Material>
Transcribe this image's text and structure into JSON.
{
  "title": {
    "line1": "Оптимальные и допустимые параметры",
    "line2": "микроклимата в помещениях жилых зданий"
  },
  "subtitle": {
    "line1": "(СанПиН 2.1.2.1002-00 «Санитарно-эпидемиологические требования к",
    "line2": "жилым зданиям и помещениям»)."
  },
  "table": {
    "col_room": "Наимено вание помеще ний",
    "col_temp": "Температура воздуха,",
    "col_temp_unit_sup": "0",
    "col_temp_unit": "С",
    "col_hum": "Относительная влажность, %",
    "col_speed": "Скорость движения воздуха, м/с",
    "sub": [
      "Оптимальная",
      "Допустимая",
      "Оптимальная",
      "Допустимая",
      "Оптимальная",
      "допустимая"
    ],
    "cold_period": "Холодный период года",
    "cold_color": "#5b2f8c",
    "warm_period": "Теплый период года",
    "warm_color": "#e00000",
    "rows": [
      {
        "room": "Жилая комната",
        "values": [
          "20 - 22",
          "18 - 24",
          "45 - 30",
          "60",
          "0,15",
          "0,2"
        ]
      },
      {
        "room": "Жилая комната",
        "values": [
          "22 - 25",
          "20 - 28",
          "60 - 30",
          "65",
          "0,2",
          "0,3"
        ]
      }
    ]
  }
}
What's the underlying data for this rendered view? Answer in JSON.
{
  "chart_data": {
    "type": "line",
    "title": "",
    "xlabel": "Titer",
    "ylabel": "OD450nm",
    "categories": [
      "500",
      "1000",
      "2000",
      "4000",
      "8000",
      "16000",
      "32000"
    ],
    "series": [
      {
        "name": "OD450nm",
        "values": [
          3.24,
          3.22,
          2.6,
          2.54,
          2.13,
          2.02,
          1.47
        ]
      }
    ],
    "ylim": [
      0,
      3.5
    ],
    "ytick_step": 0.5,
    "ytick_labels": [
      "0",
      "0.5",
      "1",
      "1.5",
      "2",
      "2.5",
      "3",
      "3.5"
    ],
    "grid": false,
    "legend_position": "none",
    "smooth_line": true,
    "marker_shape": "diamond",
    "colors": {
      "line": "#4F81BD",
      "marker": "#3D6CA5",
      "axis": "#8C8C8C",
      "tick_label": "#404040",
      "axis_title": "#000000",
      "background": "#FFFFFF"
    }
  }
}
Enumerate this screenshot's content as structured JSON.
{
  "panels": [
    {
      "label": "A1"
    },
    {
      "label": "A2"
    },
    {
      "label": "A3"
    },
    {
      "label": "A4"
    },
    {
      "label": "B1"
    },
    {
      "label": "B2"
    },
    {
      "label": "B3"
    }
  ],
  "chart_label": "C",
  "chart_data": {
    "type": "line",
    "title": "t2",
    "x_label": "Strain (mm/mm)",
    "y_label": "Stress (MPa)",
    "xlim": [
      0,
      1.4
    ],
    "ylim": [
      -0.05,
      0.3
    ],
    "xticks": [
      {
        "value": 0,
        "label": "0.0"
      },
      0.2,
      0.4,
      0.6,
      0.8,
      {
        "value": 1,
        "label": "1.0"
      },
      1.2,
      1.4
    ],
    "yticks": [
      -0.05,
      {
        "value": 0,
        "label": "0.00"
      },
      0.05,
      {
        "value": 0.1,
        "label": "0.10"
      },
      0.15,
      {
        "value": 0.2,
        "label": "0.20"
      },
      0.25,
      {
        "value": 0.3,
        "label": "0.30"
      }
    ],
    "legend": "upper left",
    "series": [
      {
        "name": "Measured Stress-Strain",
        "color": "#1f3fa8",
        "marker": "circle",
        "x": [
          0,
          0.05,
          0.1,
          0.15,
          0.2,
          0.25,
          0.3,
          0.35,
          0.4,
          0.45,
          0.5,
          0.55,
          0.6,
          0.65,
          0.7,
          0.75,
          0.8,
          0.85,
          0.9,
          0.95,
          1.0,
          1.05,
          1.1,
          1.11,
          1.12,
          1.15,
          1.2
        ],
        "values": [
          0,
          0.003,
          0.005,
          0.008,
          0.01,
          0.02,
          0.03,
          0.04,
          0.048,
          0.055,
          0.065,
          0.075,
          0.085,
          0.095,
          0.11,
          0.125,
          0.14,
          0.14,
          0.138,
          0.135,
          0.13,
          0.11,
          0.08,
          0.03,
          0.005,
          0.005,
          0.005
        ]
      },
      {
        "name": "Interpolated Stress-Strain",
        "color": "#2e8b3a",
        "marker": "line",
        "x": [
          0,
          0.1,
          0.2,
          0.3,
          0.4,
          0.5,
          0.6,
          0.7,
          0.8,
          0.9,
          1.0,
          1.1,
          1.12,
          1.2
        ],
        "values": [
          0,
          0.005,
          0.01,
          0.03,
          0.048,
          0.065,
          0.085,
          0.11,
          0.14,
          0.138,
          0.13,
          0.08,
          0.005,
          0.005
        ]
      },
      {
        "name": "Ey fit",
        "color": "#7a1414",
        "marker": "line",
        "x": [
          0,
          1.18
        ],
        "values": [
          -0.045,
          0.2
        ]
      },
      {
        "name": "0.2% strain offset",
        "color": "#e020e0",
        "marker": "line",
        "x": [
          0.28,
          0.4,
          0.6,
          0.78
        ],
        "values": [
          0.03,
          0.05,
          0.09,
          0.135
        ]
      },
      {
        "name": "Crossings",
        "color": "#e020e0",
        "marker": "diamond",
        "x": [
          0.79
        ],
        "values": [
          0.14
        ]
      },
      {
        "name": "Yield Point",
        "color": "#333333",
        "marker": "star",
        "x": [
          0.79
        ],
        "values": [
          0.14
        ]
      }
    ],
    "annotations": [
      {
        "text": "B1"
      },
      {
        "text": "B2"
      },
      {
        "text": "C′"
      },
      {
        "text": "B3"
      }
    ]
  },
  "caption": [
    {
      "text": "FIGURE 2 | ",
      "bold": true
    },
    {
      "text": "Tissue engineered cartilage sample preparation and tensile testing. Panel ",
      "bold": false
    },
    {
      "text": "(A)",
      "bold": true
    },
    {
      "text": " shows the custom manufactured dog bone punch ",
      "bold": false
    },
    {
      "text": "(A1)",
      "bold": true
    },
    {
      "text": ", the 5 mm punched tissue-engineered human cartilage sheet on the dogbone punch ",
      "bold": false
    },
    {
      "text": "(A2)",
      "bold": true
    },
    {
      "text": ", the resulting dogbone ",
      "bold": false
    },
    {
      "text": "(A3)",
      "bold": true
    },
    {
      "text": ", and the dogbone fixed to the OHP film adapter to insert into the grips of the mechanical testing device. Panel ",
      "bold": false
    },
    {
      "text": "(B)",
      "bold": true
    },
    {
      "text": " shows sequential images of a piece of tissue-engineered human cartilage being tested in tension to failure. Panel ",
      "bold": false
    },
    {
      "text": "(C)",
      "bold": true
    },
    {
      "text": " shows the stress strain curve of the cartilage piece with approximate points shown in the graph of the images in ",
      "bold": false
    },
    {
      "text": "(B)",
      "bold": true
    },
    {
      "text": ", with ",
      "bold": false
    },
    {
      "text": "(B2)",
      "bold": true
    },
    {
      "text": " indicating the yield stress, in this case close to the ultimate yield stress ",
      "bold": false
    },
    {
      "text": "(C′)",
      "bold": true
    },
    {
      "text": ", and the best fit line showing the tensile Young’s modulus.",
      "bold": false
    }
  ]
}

Task description>
Select every line in the material above where the string "года" occurs, and copy it.

Exercise answer>
    "cold_period": "Холодный период года",
    "warm_period": "Теплый период года",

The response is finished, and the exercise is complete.